Task to complete> The records below must be copied in full; omit the images.

## Start

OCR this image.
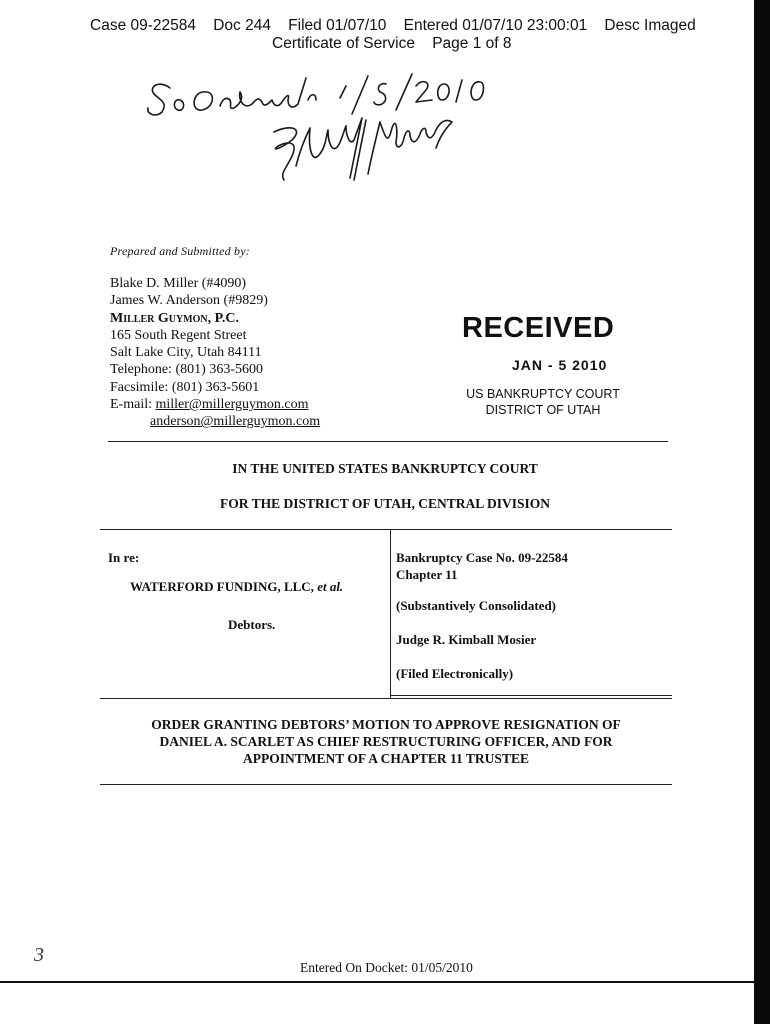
Case 09-22584    Doc 244    Filed 01/07/10    Entered 01/07/10 23:00:01    Desc Imaged
Certificate of Service    Page 1 of 8
Prepared and Submitted by:
Blake D. Miller (#4090)
James W. Anderson (#9829)
Miller Guymon, P.C.
165 South Regent Street
Salt Lake City, Utah 84111
Telephone: (801) 363-5600
Facsimile: (801) 363-5601
E-mail: miller@millerguymon.com
anderson@millerguymon.com
RECEIVED
JAN - 5 2010
US BANKRUPTCY COURT
DISTRICT OF UTAH
IN THE UNITED STATES BANKRUPTCY COURT
FOR THE DISTRICT OF UTAH, CENTRAL DIVISION
In re:
WATERFORD FUNDING, LLC, et al.
Debtors.
Bankruptcy Case No. 09-22584
Chapter 11
(Substantively Consolidated)
Judge R. Kimball Mosier
(Filed Electronically)
ORDER GRANTING DEBTORS’ MOTION TO APPROVE RESIGNATION OF
DANIEL A. SCARLET AS CHIEF RESTRUCTURING OFFICER, AND FOR
APPOINTMENT OF A CHAPTER 11 TRUSTEE
3
Entered On Docket: 01/05/2010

## End

Answer for the task>
OCR this image.
Case 09-22584    Doc 244    Filed 01/07/10    Entered 01/07/10 23:00:01    Desc Imaged
Certificate of Service    Page 1 of 8
Prepared and Submitted by:
Blake D. Miller (#4090)
James W. Anderson (#9829)
Miller Guymon, P.C.
165 South Regent Street
Salt Lake City, Utah 84111
Telephone: (801) 363-5600
Facsimile: (801) 363-5601
E-mail: miller@millerguymon.com
anderson@millerguymon.com
RECEIVED
JAN - 5 2010
US BANKRUPTCY COURT
DISTRICT OF UTAH
IN THE UNITED STATES BANKRUPTCY COURT
FOR THE DISTRICT OF UTAH, CENTRAL DIVISION
In re:
WATERFORD FUNDING, LLC, et al.
Debtors.
Bankruptcy Case No. 09-22584
Chapter 11
(Substantively Consolidated)
Judge R. Kimball Mosier
(Filed Electronically)
ORDER GRANTING DEBTORS’ MOTION TO APPROVE RESIGNATION OF
DANIEL A. SCARLET AS CHIEF RESTRUCTURING OFFICER, AND FOR
APPOINTMENT OF A CHAPTER 11 TRUSTEE
3
Entered On Docket: 01/05/2010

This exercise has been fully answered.